## Problem statement
Copy each line of the entries that contains the word "Suter".

--- Start ---

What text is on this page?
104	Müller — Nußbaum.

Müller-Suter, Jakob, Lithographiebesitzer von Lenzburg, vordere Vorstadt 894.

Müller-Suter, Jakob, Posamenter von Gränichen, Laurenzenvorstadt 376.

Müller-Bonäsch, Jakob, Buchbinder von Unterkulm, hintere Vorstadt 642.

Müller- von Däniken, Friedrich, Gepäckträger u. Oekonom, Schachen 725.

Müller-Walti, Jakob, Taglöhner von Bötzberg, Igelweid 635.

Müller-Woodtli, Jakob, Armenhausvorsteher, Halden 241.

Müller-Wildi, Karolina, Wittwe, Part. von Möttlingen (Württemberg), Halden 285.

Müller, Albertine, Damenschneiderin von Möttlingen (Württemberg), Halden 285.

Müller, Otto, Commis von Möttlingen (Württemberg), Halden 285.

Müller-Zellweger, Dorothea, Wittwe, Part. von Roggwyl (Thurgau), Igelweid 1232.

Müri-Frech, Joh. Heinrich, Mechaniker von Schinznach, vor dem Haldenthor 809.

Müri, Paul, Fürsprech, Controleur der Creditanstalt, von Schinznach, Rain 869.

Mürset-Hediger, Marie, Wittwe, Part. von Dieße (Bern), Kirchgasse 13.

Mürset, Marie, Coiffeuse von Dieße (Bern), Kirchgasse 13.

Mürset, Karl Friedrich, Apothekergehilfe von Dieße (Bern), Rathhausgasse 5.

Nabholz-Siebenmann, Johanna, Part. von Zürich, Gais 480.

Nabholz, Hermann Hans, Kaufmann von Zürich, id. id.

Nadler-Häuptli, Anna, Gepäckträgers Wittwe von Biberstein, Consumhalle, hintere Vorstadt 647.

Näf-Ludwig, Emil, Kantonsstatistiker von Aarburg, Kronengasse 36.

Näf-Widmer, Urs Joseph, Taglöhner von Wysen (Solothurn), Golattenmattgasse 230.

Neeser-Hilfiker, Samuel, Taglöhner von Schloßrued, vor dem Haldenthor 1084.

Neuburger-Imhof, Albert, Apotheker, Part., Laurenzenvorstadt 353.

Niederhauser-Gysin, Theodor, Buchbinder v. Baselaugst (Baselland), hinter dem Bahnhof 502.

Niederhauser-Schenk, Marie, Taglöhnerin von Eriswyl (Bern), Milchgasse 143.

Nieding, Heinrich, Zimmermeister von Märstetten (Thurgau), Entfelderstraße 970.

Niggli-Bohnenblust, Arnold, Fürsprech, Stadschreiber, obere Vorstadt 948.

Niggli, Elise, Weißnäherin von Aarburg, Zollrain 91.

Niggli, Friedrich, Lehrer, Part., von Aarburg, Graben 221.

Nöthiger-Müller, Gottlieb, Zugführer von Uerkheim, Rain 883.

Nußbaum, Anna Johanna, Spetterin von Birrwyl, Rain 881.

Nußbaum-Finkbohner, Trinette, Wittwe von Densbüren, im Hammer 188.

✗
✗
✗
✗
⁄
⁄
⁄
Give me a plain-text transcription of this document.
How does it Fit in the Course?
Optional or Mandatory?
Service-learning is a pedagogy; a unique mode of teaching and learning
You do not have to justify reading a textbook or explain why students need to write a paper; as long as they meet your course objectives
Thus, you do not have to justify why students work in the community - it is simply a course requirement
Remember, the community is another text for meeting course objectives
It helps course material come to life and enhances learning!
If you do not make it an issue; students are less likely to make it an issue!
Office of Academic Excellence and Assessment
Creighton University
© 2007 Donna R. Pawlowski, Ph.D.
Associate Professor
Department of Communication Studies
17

--- End ---

## Written solution
Müller-Suter, Jakob, Lithographiebesitzer von Lenzburg, vordere Vorstadt 894.
Müller-Suter, Jakob, Posamenter von Gränichen, Laurenzenvorstadt 376.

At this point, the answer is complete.